Copy out every line exactly, passing over the pictures.

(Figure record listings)
Begin

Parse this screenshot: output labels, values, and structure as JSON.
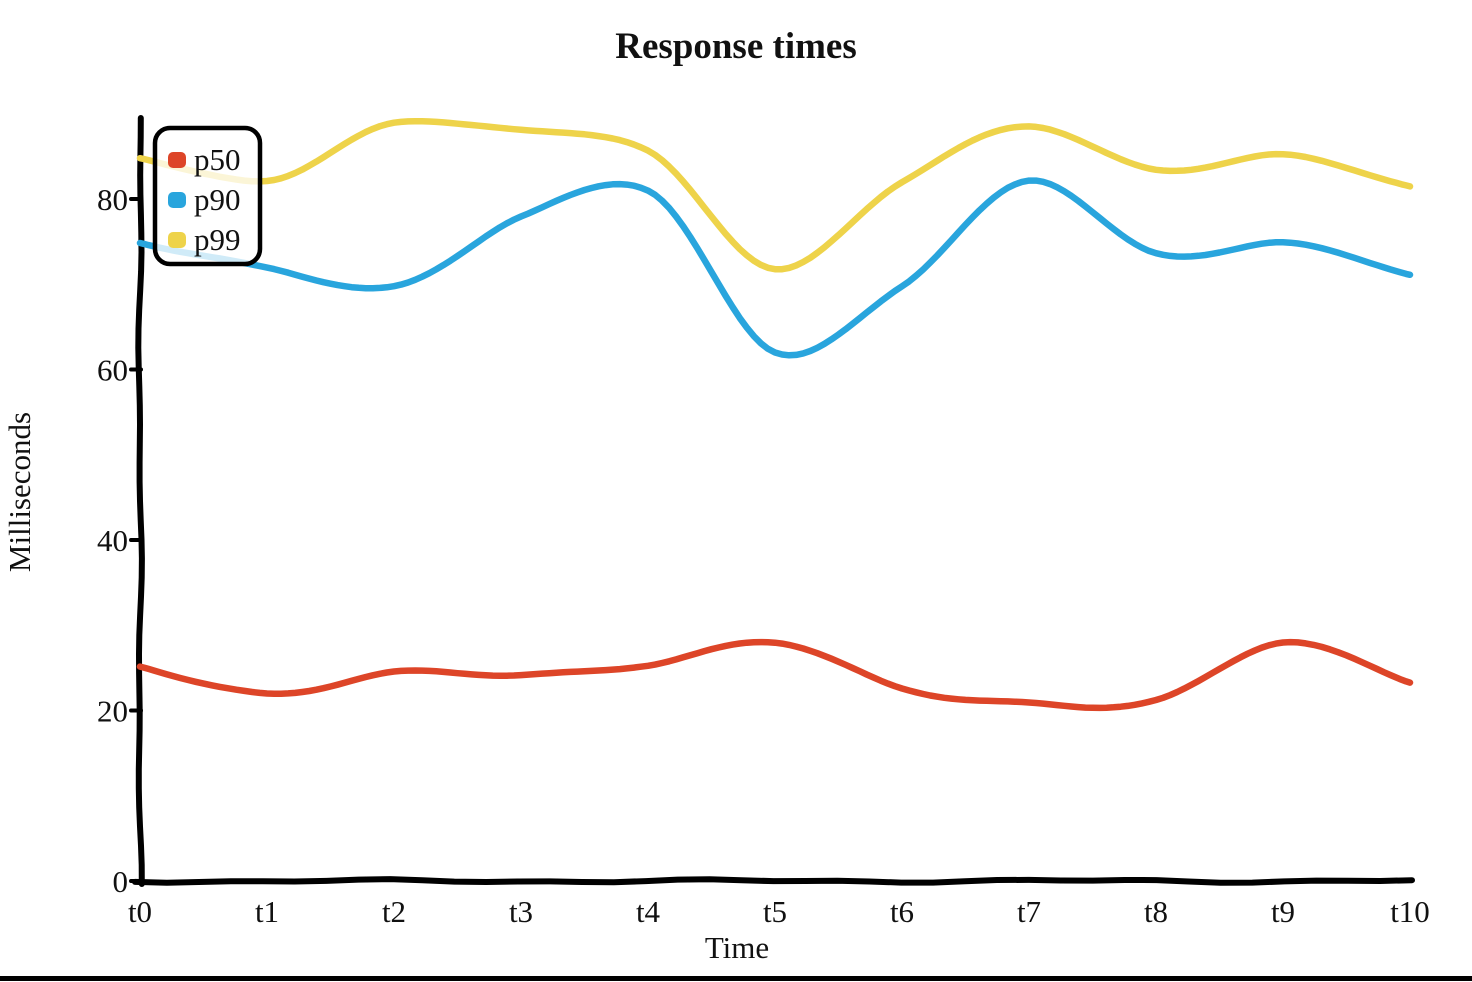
{
  "page": {
    "background": "#ffffff",
    "bottom_border_color": "#000000"
  },
  "chart_data": {
    "type": "line",
    "title": "Response times",
    "xlabel": "Time",
    "ylabel": "Milliseconds",
    "categories": [
      "t0",
      "t1",
      "t2",
      "t3",
      "t4",
      "t5",
      "t6",
      "t7",
      "t8",
      "t9",
      "t10"
    ],
    "yticks": [
      0,
      20,
      40,
      60,
      80
    ],
    "ylim": [
      0,
      90
    ],
    "grid": false,
    "style": "hand-drawn-xkcd",
    "axis_color": "#000000",
    "legend_position": "top-left",
    "legend_entries": [
      "p50",
      "p90",
      "p99"
    ],
    "series": [
      {
        "name": "p50",
        "color": "#dd4528",
        "values": [
          25,
          22,
          24.5,
          24,
          25.5,
          28,
          22.5,
          21,
          21,
          28,
          23.5
        ]
      },
      {
        "name": "p90",
        "color": "#29a5dd",
        "values": [
          75,
          72,
          69.5,
          78,
          81,
          62,
          70,
          82,
          73.5,
          75,
          71
        ]
      },
      {
        "name": "p99",
        "color": "#eed34a",
        "values": [
          85,
          82,
          89,
          88,
          85.5,
          72,
          82,
          88.5,
          83.5,
          85,
          81.5
        ]
      }
    ]
  }
}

End

• _Completed exercise_
Parse this screenshot: output labels, values, and structure as JSON.
{
  "page": {
    "background": "#ffffff",
    "bottom_border_color": "#000000"
  },
  "chart_data": {
    "type": "line",
    "title": "Response times",
    "xlabel": "Time",
    "ylabel": "Milliseconds",
    "categories": [
      "t0",
      "t1",
      "t2",
      "t3",
      "t4",
      "t5",
      "t6",
      "t7",
      "t8",
      "t9",
      "t10"
    ],
    "yticks": [
      0,
      20,
      40,
      60,
      80
    ],
    "ylim": [
      0,
      90
    ],
    "grid": false,
    "style": "hand-drawn-xkcd",
    "axis_color": "#000000",
    "legend_position": "top-left",
    "legend_entries": [
      "p50",
      "p90",
      "p99"
    ],
    "series": [
      {
        "name": "p50",
        "color": "#dd4528",
        "values": [
          25,
          22,
          24.5,
          24,
          25.5,
          28,
          22.5,
          21,
          21,
          28,
          23.5
        ]
      },
      {
        "name": "p90",
        "color": "#29a5dd",
        "values": [
          75,
          72,
          69.5,
          78,
          81,
          62,
          70,
          82,
          73.5,
          75,
          71
        ]
      },
      {
        "name": "p99",
        "color": "#eed34a",
        "values": [
          85,
          82,
          89,
          88,
          85.5,
          72,
          82,
          88.5,
          83.5,
          85,
          81.5
        ]
      }
    ]
  }
}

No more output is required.